● TASK TO CARRY OUT:
Check every line below for the word "kind" and copy each one that has it.

● ENTRIES SUPPLIED:
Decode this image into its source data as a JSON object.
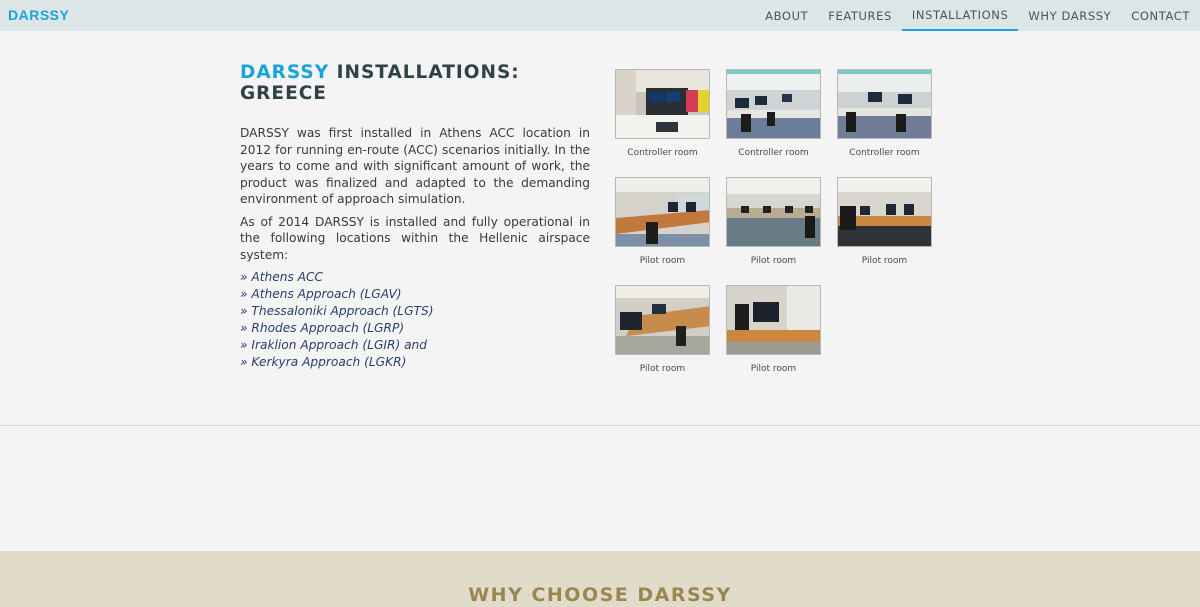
{
  "brand": {
    "name": "DARSSY",
    "color": "#1aa3d9"
  },
  "nav": {
    "items": [
      {
        "label": "ABOUT"
      },
      {
        "label": "FEATURES"
      },
      {
        "label": "INSTALLATIONS",
        "active": true
      },
      {
        "label": "WHY DARSSY"
      },
      {
        "label": "CONTACT"
      }
    ]
  },
  "installations": {
    "title_accent": "DARSSY",
    "title_rest": " INSTALLATIONS: GREECE",
    "paragraph1": "DARSSY was first installed in Athens ACC location in 2012 for running en-route (ACC) scenarios initially. In the years to come and with significant amount of work, the product was finalized and adapted to the demanding environment of approach simulation.",
    "paragraph2": "As of 2014 DARSSY is installed and fully operational in the following locations within the Hellenic airspace system:",
    "locations": [
      "» Athens ACC",
      "» Athens Approach (LGAV)",
      "» Thessaloniki Approach (LGTS)",
      "» Rhodes Approach (LGRP)",
      "» Iraklion Approach (LGIR) and",
      "» Kerkyra Approach (LGKR)"
    ]
  },
  "gallery": [
    {
      "caption": "Controller room",
      "kind": "controller-1"
    },
    {
      "caption": "Controller room",
      "kind": "controller-2"
    },
    {
      "caption": "Controller room",
      "kind": "controller-3"
    },
    {
      "caption": "Pilot room",
      "kind": "pilot-1"
    },
    {
      "caption": "Pilot room",
      "kind": "pilot-2"
    },
    {
      "caption": "Pilot room",
      "kind": "pilot-3"
    },
    {
      "caption": "Pilot room",
      "kind": "pilot-4"
    },
    {
      "caption": "Pilot room",
      "kind": "pilot-5"
    }
  ],
  "why": {
    "title": "WHY CHOOSE DARSSY",
    "color": "#9a8650"
  }
}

● SOLUTION:
      "kind": "controller-1"
      "kind": "controller-2"
      "kind": "controller-3"
      "kind": "pilot-1"
      "kind": "pilot-2"
      "kind": "pilot-3"
      "kind": "pilot-4"
      "kind": "pilot-5"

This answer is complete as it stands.